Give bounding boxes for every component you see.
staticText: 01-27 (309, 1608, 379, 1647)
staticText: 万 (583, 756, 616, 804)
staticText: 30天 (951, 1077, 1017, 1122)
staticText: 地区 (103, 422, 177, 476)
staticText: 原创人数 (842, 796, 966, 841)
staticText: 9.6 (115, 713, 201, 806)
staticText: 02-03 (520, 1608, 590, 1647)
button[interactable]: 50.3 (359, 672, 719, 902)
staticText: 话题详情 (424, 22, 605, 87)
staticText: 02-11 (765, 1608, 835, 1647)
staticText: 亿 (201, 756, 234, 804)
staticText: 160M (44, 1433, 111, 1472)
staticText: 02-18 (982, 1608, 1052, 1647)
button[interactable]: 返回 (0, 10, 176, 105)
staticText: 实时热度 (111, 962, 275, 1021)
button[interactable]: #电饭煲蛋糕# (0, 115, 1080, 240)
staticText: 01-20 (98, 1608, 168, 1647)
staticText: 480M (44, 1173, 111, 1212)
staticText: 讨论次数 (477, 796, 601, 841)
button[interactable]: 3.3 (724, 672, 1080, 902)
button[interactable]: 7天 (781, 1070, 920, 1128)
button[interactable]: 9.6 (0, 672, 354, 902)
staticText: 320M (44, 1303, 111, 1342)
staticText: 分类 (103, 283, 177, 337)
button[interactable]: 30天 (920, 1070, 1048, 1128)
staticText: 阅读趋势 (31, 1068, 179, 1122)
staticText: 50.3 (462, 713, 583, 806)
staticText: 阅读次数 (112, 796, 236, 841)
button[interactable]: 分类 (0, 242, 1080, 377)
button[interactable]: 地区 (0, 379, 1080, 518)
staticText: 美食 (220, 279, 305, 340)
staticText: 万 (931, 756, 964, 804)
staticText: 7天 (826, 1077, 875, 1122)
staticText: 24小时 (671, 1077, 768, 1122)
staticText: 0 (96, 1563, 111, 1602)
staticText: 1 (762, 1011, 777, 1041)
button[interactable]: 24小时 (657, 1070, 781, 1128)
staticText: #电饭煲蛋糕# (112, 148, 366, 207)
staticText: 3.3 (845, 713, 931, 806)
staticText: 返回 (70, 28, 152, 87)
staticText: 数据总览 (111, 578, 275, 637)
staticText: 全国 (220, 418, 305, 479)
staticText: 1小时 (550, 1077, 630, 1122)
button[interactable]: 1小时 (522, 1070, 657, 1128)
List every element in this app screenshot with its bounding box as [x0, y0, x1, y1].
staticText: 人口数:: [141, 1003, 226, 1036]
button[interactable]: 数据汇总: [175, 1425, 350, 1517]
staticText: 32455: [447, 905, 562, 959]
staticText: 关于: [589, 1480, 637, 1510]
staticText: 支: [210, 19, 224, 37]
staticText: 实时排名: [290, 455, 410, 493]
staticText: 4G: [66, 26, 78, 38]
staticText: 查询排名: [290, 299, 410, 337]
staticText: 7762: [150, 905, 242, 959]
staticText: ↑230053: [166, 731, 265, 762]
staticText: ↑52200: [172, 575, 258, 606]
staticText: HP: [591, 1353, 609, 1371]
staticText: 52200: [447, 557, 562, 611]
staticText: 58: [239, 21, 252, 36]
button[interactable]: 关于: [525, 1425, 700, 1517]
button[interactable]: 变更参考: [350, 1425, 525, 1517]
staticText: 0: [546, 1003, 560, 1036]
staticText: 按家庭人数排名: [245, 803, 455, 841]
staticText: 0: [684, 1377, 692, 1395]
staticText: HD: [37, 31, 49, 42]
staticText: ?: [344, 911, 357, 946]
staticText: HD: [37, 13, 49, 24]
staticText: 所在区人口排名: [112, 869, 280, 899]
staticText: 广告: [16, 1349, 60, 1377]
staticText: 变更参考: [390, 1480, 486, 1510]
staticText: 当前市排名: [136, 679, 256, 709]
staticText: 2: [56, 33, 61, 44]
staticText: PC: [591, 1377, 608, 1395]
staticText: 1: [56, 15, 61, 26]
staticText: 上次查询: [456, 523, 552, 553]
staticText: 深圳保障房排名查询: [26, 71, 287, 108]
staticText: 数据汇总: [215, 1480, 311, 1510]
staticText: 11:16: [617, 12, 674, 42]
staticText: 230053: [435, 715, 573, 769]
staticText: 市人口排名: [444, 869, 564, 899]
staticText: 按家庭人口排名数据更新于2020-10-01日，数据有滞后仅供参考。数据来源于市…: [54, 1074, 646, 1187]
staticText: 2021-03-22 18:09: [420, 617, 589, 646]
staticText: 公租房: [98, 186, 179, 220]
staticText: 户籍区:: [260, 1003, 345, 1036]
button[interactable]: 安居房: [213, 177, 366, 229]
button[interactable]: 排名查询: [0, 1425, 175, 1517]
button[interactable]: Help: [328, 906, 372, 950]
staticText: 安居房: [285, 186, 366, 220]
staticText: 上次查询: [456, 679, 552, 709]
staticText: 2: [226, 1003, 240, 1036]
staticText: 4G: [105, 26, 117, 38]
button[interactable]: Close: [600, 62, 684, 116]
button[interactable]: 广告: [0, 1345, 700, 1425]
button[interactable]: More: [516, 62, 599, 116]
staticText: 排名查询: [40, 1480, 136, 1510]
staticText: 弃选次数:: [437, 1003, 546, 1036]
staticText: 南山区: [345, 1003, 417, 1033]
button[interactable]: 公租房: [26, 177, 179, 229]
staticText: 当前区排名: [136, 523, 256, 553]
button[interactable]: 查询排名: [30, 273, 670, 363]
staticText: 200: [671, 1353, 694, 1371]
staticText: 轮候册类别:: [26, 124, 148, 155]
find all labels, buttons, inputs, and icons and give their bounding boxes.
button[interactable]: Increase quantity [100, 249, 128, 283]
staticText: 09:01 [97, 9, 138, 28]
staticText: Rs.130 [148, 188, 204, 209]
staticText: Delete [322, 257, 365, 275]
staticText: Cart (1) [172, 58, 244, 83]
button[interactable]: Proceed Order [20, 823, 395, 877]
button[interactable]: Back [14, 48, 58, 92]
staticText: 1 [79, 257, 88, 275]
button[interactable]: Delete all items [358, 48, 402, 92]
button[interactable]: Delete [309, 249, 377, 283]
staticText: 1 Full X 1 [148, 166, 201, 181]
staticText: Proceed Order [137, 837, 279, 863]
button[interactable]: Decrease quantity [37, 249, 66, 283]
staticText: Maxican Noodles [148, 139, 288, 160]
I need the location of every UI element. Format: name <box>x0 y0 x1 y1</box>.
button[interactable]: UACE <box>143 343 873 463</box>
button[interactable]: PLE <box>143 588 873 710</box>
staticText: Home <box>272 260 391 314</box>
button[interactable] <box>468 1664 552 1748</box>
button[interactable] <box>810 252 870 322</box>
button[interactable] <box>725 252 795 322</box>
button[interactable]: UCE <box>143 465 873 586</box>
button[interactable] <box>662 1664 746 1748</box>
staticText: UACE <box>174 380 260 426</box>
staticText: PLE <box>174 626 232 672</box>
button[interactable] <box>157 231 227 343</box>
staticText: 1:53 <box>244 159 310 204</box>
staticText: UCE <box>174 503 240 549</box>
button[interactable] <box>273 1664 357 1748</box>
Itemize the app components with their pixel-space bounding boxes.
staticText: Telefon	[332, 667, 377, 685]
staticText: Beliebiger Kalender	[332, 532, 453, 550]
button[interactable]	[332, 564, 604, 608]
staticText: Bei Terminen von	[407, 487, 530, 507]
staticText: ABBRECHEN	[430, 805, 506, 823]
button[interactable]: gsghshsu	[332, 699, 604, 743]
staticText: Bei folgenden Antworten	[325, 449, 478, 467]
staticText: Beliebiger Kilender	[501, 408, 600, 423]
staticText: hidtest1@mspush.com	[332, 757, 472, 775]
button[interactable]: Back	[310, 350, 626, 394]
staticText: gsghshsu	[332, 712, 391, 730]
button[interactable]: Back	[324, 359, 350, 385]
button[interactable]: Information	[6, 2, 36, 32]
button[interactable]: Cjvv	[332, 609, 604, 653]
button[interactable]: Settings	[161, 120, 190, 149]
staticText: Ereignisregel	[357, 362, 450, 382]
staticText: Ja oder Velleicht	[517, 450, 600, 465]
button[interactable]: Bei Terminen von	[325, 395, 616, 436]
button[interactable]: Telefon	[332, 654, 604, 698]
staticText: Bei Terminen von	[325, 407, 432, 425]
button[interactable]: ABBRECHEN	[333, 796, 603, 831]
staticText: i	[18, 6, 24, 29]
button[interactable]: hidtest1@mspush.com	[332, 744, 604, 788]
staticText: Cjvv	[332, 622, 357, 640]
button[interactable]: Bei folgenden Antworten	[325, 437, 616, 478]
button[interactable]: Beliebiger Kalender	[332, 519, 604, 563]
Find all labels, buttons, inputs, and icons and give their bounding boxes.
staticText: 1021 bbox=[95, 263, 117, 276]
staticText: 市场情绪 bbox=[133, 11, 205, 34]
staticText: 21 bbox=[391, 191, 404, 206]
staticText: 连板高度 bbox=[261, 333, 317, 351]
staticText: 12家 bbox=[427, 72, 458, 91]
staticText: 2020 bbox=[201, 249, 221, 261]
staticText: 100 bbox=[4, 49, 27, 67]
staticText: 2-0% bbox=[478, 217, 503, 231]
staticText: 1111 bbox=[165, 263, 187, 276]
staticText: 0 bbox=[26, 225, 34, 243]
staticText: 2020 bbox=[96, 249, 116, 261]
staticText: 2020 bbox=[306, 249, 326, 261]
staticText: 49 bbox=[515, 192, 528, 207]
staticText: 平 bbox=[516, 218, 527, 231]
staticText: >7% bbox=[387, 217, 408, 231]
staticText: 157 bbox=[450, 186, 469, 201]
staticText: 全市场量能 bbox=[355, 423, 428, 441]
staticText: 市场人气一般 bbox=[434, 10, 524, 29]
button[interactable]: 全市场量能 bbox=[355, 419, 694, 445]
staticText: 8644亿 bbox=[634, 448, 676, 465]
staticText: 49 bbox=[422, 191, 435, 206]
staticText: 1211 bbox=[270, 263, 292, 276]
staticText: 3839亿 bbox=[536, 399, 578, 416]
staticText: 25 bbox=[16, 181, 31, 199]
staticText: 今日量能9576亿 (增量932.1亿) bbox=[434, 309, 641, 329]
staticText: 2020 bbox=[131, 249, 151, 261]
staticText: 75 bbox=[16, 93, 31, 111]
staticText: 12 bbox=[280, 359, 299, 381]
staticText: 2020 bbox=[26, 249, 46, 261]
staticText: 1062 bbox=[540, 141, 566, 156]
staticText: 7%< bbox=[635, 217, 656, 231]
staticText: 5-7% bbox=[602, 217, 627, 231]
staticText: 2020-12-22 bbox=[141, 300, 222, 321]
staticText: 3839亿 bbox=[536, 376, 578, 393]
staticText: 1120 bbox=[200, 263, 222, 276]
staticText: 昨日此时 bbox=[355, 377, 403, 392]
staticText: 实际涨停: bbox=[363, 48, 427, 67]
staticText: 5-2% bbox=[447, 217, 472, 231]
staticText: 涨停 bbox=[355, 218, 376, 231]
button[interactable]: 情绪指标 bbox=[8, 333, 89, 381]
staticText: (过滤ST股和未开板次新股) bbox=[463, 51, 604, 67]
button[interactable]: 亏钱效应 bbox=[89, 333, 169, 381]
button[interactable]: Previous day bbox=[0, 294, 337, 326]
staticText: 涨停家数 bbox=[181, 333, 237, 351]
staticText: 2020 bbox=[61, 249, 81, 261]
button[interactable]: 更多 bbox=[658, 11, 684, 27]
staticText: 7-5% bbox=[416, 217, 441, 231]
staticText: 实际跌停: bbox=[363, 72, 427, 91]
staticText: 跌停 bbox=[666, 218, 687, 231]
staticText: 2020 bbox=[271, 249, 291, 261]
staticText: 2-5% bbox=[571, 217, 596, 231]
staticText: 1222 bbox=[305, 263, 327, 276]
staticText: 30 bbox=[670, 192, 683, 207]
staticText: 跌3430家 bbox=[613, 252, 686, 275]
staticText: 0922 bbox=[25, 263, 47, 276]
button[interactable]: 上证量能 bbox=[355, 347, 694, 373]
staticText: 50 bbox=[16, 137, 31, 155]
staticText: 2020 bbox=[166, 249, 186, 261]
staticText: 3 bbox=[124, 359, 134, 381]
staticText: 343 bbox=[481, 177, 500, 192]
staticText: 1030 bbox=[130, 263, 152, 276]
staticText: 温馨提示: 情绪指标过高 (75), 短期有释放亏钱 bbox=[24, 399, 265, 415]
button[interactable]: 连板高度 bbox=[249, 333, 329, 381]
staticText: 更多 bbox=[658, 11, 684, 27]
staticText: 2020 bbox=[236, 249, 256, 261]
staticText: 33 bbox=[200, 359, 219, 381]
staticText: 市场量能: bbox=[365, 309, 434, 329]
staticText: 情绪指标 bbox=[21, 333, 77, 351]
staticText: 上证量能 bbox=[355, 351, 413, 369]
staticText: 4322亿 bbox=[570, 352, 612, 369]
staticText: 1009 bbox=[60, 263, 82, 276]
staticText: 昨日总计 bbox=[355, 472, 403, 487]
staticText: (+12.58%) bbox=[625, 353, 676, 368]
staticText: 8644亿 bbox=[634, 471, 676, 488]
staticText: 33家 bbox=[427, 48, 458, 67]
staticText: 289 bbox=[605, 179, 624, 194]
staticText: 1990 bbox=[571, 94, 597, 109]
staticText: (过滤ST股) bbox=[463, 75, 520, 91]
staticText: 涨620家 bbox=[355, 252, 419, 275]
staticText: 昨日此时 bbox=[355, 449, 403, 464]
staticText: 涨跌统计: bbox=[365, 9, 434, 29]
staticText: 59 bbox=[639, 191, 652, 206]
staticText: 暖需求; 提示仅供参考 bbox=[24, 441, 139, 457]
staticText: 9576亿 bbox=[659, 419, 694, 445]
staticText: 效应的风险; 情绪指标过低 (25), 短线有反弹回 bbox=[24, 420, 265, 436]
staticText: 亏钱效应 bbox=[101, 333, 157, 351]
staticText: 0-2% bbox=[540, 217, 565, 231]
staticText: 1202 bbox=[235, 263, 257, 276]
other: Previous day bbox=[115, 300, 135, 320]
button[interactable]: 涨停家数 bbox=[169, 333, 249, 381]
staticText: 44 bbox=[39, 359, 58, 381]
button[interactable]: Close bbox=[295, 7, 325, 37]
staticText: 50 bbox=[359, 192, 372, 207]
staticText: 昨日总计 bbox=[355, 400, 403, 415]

::::

- _Required task_:
Set down, unchanged, every line from the beginning of the entries through the line containing "staticText: 原创人数 (842, 796, 966, 841)", including that final line.

- _Response below_:
Give bounding boxes for every component you see.
staticText: 01-27 (309, 1608, 379, 1647)
staticText: 万 (583, 756, 616, 804)
staticText: 30天 (951, 1077, 1017, 1122)
staticText: 地区 (103, 422, 177, 476)
staticText: 原创人数 (842, 796, 966, 841)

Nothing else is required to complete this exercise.